#### [Task directions]
Give the number of lines containing the word "JSON", and nothing else.

#### [Records shown]
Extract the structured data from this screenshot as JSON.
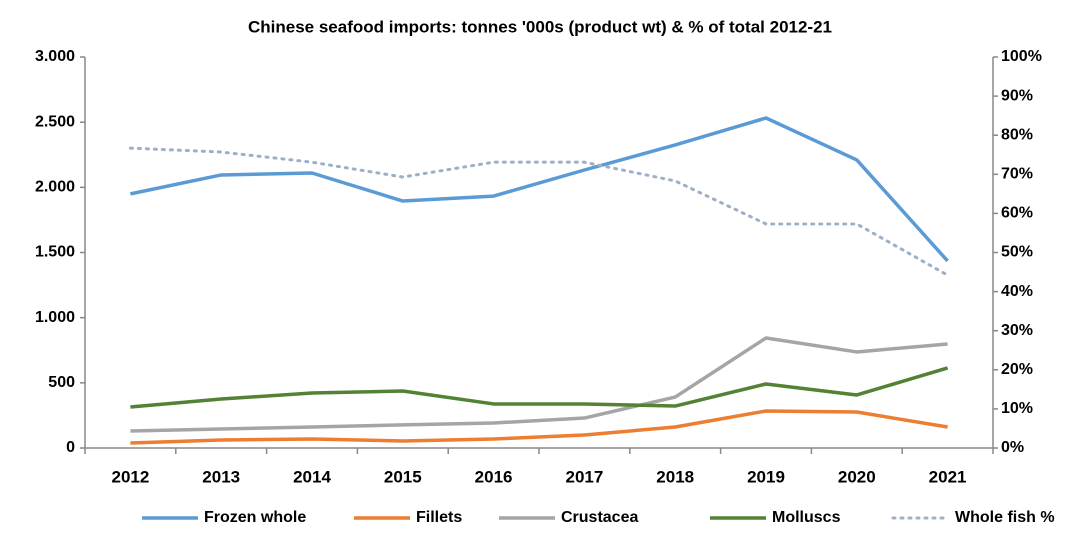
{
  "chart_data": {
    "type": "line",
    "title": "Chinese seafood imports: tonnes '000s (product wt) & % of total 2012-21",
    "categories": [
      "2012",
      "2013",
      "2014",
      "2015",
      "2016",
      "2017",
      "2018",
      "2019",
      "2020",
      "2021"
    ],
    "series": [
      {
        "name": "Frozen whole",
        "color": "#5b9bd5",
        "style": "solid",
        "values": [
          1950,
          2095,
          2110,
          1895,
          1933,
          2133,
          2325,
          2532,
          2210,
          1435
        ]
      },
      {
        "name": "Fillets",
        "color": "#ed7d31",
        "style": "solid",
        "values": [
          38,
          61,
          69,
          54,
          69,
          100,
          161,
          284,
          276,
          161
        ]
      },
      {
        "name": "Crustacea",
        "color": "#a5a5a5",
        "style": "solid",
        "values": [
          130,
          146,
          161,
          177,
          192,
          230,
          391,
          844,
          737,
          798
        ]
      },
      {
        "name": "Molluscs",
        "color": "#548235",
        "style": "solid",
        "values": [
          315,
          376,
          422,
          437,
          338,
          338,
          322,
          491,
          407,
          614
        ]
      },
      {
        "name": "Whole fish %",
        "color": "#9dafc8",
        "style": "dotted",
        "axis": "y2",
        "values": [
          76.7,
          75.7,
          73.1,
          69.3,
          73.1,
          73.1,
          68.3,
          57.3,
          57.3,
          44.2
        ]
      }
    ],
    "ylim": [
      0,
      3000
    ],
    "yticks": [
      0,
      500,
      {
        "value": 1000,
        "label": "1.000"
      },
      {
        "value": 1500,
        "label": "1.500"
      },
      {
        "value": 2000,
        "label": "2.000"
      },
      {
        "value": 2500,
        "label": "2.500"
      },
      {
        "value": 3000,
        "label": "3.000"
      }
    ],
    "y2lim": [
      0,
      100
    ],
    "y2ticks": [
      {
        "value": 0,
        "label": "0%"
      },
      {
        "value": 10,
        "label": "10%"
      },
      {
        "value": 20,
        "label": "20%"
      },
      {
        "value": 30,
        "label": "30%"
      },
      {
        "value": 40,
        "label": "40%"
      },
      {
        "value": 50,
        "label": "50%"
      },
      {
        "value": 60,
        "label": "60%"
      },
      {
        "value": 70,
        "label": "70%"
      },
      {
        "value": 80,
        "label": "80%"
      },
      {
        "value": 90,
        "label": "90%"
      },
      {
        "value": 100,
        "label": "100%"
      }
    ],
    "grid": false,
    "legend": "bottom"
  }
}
* * *
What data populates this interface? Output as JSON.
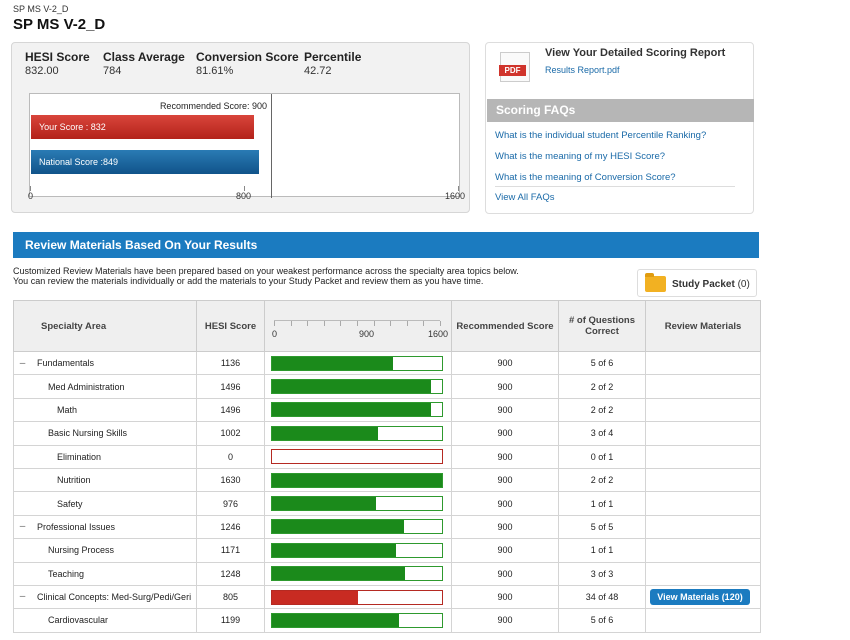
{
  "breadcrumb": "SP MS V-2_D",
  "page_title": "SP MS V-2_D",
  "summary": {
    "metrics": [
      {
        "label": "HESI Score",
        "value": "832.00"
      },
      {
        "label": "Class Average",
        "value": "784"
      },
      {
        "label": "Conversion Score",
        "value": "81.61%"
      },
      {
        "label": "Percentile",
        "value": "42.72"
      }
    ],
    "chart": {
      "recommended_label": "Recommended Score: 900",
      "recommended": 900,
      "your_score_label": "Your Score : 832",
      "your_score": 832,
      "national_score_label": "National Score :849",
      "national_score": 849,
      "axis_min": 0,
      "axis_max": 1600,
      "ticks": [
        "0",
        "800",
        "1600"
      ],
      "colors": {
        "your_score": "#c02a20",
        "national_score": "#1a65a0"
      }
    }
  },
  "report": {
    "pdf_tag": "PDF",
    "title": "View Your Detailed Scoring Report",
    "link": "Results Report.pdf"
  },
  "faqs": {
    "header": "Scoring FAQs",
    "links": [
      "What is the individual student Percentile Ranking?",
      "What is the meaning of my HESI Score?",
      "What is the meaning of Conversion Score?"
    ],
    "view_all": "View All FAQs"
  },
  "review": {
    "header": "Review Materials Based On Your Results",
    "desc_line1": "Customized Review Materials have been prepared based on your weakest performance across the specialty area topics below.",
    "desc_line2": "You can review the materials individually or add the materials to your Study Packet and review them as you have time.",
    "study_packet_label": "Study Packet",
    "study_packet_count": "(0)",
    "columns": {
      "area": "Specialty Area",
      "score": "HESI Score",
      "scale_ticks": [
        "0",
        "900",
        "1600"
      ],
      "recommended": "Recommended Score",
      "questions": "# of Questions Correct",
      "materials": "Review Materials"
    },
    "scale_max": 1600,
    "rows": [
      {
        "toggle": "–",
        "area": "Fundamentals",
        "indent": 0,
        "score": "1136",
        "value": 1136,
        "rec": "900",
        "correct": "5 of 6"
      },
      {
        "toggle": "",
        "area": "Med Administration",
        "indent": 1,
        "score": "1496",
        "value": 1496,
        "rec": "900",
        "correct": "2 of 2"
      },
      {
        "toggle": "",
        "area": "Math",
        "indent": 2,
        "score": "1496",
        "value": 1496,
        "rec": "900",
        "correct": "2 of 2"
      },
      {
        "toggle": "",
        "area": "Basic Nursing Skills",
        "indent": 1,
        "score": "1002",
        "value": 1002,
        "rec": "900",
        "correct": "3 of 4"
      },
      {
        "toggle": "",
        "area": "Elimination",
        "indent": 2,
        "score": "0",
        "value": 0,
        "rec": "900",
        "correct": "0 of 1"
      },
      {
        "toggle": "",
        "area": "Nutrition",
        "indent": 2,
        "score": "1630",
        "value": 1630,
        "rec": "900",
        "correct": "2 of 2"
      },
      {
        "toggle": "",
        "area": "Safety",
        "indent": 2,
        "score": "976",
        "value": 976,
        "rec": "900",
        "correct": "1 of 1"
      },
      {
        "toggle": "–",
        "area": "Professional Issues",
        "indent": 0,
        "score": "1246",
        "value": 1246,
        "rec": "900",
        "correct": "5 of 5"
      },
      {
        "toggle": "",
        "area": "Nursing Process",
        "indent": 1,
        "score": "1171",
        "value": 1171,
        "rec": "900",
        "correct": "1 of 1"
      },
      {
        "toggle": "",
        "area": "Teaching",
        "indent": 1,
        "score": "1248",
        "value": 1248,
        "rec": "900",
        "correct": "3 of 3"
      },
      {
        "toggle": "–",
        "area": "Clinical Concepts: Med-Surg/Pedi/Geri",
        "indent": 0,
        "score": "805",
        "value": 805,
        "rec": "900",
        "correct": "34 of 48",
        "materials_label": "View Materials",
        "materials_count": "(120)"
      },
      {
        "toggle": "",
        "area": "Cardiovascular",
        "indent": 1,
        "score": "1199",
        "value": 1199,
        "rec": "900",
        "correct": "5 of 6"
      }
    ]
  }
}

#### [Response]
2